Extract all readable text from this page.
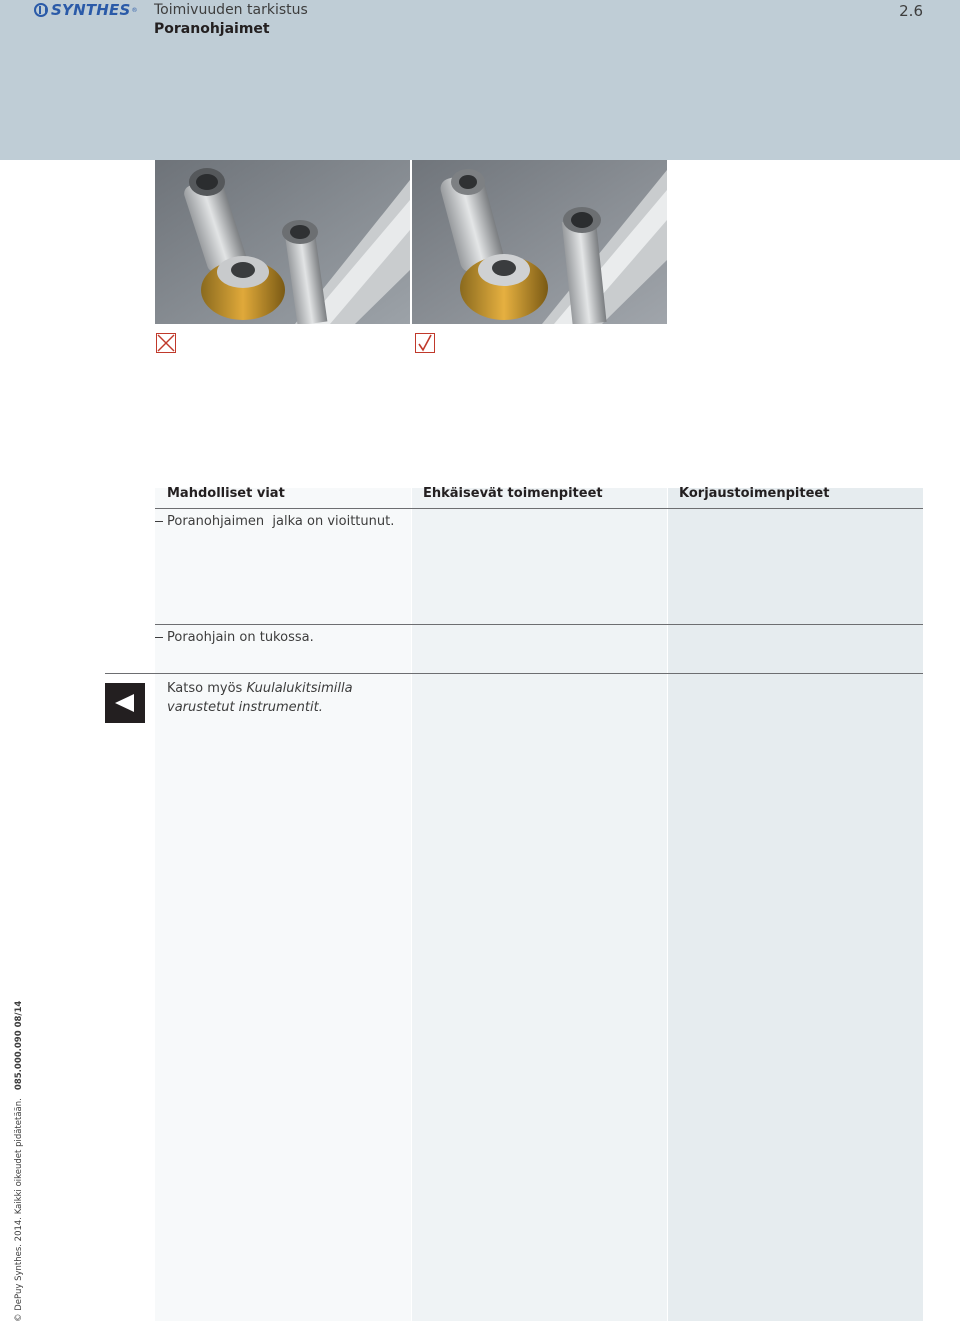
SYNTHES ® Toimivuuden tarkistus
Poranohjaimet
2.6
Mahdolliset viat	Ehkäisevät toimenpiteet	Korjaustoimenpiteet
Poranohjaimen  jalka on vioittunut.
Poraohjain on tukossa.
Katso myös Kuulalukitsimilla
varustetut instrumentit.
© DePuy Synthes. 2014. Kaikki oikeudet pidätetään.   085.000.090 08/14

Work to be completed
Return each line of the data, keeping its wording exact and omitting pictures.

Reply
Extract all readable text from this page.
SYNTHES ® Toimivuuden tarkistus
Poranohjaimet
2.6
Mahdolliset viat	Ehkäisevät toimenpiteet	Korjaustoimenpiteet
Poranohjaimen  jalka on vioittunut.
Poraohjain on tukossa.
Katso myös Kuulalukitsimilla
varustetut instrumentit.
© DePuy Synthes. 2014. Kaikki oikeudet pidätetään.   085.000.090 08/14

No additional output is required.